* Begin Listed records *

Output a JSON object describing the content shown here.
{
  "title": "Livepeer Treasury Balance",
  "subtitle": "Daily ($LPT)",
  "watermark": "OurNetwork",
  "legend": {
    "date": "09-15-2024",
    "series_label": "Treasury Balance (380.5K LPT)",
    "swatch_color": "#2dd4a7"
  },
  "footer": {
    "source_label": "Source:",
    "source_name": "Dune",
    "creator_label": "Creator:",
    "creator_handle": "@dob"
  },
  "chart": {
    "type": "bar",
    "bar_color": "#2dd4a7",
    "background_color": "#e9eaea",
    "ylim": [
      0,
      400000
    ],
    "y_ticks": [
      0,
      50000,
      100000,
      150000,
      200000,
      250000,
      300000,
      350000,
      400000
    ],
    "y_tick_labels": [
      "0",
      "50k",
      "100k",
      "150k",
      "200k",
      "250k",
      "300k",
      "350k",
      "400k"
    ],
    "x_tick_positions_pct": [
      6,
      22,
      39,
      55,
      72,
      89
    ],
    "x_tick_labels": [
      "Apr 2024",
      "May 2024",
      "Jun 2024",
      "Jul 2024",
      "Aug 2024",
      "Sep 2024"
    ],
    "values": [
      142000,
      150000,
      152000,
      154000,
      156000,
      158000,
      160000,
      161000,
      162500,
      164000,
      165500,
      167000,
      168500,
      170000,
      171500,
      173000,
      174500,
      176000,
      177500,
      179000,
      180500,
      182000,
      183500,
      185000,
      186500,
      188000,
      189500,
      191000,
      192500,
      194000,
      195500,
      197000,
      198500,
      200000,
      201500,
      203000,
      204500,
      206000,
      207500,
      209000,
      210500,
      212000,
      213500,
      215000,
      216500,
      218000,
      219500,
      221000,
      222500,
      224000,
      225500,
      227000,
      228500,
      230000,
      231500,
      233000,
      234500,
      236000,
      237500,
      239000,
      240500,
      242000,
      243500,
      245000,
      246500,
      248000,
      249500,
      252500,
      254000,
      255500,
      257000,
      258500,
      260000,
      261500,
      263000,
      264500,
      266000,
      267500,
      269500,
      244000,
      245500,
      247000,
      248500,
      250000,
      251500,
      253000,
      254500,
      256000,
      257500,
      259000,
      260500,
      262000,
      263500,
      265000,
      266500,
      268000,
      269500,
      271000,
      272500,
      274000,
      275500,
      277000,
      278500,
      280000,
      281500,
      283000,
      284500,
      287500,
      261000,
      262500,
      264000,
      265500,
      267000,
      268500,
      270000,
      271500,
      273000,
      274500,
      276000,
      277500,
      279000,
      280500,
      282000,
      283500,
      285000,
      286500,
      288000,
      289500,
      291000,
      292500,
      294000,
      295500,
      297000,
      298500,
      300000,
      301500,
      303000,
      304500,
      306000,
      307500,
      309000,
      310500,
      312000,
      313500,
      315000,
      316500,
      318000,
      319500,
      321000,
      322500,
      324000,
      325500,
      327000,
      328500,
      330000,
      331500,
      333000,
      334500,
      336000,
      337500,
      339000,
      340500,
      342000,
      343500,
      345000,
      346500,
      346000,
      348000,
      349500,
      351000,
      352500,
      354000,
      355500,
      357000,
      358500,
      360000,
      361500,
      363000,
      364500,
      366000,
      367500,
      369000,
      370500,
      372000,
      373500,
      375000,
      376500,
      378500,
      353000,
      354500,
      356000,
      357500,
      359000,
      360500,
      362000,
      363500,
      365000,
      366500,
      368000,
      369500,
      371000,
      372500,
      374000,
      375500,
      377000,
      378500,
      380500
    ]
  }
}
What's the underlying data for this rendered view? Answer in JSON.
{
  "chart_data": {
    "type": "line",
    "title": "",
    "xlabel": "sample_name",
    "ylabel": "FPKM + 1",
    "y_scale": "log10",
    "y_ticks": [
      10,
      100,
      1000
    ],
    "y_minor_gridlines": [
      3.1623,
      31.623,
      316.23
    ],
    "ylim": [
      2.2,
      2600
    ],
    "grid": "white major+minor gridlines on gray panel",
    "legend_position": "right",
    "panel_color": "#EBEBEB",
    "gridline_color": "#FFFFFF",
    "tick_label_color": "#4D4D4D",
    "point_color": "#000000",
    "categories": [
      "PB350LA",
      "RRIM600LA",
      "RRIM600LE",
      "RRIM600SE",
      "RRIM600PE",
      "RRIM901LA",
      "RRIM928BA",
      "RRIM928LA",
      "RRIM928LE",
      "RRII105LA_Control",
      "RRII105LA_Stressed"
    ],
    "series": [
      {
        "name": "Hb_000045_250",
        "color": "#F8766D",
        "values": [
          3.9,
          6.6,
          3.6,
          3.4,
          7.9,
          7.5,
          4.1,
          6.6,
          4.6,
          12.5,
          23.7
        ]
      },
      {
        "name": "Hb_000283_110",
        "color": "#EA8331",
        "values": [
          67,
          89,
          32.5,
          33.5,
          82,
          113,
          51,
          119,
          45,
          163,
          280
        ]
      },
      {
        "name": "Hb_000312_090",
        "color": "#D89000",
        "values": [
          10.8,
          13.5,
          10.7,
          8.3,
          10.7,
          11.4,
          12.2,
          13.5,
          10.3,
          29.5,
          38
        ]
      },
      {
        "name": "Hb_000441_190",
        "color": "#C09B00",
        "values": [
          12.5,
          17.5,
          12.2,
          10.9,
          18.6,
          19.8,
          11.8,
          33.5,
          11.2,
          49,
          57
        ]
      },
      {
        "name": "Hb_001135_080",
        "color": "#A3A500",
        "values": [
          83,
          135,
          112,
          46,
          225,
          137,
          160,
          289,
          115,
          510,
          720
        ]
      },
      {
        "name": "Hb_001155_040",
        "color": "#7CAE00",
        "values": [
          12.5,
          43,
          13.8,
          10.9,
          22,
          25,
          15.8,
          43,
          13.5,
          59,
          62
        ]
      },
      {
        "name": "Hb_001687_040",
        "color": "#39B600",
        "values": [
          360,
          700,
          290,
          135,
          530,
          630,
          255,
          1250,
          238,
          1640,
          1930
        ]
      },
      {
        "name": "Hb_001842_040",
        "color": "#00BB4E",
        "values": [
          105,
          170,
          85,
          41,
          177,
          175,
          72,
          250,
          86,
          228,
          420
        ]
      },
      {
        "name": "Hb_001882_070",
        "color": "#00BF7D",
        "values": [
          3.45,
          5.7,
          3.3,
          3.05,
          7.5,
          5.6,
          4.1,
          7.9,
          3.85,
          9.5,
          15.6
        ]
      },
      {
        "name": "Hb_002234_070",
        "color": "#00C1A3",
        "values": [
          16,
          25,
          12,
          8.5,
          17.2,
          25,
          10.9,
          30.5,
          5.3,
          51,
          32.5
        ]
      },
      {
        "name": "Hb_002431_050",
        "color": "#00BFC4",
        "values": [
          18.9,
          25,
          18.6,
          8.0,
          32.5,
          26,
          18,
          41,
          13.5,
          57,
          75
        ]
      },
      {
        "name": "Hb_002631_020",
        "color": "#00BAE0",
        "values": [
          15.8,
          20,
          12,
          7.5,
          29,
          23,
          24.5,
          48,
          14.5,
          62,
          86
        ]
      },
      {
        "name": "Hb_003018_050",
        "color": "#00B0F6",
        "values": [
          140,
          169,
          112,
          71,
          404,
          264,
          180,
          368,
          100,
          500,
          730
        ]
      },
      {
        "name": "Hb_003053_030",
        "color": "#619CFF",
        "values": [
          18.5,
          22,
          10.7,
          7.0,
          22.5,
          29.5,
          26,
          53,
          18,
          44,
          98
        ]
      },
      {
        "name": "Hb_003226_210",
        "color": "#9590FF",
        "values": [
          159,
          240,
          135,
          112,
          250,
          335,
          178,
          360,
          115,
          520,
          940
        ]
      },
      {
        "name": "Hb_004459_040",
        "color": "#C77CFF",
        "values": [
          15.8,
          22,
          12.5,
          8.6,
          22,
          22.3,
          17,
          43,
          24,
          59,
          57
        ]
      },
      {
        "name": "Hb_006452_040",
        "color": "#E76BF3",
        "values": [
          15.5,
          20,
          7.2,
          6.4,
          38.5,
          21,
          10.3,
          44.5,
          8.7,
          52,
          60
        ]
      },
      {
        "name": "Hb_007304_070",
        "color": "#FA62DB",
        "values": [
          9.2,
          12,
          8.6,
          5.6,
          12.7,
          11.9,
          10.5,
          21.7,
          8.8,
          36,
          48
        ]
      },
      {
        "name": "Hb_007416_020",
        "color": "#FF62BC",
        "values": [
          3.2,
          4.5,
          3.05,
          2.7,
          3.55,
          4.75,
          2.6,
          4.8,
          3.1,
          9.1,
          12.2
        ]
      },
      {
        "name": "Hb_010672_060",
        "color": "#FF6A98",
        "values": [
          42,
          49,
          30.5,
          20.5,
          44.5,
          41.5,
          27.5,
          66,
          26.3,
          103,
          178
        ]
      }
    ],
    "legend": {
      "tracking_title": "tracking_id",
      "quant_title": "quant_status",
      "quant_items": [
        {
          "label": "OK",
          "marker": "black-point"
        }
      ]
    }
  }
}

* End Listed records *

== Task ==
Among the entries above, how many lines hold the word "JSON"? Reply with only that number.

== Task answer ==
2